Start of Extract provided

It’s time to make room in your cabinet for cashews. Almonds may be the go-to nut, but when it comes to versatility in the kitchen, cashews win hands down. With one bite of the swoonworthy blueberry swirl creamsicles, you’ll get a taste of the creaminess.
Want homemade yogurt without the wait? Cashews to the rescue. Blended together with coconut meat and probiotics, then lightly sweetened with agave, they make a creamy, full-bodied dairy-free yogurt like you’ve never tasted. Or, stick to something savory and use chopped cashews and mushrooms in place of ground beef for tacos. Together, they make a healthy ingredient swap that mimics the real deal.

End of Extract provided
Start of Information supplied

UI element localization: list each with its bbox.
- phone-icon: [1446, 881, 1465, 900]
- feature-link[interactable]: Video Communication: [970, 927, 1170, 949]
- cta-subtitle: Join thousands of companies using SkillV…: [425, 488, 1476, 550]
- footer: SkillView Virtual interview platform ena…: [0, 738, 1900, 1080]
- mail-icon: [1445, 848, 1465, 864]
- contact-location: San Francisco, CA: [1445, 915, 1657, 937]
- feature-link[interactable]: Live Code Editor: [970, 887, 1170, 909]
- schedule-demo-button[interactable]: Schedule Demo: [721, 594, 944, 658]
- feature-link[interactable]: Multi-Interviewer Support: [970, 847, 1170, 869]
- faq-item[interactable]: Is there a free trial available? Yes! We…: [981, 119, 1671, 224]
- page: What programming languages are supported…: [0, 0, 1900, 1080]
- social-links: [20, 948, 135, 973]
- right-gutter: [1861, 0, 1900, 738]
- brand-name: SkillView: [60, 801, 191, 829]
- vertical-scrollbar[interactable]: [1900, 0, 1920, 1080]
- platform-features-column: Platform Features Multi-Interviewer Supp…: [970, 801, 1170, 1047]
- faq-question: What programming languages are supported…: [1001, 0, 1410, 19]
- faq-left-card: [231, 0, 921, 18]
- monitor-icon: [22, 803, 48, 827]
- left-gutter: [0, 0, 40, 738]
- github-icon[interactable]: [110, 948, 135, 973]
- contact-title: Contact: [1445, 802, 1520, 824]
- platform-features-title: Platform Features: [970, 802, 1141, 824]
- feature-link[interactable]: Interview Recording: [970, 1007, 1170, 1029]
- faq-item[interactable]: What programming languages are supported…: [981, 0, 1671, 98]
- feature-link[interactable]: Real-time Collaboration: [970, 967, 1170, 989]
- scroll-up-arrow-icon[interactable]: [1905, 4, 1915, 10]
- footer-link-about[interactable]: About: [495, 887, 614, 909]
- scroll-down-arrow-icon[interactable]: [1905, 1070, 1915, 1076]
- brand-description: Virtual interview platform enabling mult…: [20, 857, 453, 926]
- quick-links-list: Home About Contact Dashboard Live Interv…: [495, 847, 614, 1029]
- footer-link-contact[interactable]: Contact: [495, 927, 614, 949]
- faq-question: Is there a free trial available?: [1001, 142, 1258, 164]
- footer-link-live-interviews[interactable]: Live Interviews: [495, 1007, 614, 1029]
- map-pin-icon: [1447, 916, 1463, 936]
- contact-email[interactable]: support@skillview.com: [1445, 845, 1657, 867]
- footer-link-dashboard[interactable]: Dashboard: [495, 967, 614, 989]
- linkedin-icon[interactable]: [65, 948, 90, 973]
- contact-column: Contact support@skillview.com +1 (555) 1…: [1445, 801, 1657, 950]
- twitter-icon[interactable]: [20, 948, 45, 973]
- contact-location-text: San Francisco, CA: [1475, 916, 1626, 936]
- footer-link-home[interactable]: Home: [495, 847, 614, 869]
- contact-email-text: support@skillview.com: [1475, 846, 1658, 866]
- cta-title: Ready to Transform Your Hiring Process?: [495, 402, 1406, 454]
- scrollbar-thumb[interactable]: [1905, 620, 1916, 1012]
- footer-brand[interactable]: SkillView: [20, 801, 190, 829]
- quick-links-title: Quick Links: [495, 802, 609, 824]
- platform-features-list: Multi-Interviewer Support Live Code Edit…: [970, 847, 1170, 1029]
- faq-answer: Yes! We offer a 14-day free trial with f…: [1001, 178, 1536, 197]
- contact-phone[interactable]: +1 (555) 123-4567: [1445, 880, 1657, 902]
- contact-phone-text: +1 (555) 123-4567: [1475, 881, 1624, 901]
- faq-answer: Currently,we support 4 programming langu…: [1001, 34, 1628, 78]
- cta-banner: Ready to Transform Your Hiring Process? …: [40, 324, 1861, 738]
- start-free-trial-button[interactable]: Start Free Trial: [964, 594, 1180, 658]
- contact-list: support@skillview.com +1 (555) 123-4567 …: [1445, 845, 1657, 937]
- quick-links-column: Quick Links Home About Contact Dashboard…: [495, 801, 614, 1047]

End of Information supplied

▶ **Tasks to perform**:
a – From the cashew passage, extract verbatim the part that opens with the words containing "Want homemade yogurt" and closes with "the real deal.".
b – Answer these questions using the cashew passage:
(i) Which nut does it call the go-to nut?
(ii) What is used to sweeten the cashew yogurt?
(iii) What do chopped cashews and mushrooms replace in tacos?
c – State whether each statement agrees with the cashew passage. Support each answer with the deciding words, quoted exactly.
(i) The cashew yogurt is blended with coconut meat and probiotics.
(ii) The creamsicles have a strawberry swirl.
(iii) Cashews are described as less versatile in the kitchen than almonds.

▶ **Exercise answers**:
a –
Want homemade yogurt without the wait? Cashews to the rescue. Blended together with coconut meat and probiotics, then lightly sweetened with agave, they make a creamy, full-bodied dairy-free yogurt like you’ve never tasted. Or, stick to something savory and use chopped cashews and mushrooms in place of ground beef for tacos. Together, they make a healthy ingredient swap that mimics the real deal.

b –
(i) Almonds.
(ii) Agave.
(iii) Ground beef.

c –
(i) Yes: "Blended together with coconut meat and probiotics"
(ii) No: "the swoonworthy blueberry swirl creamsicles"
(iii) No: "when it comes to versatility in the kitchen, cashews win hands down"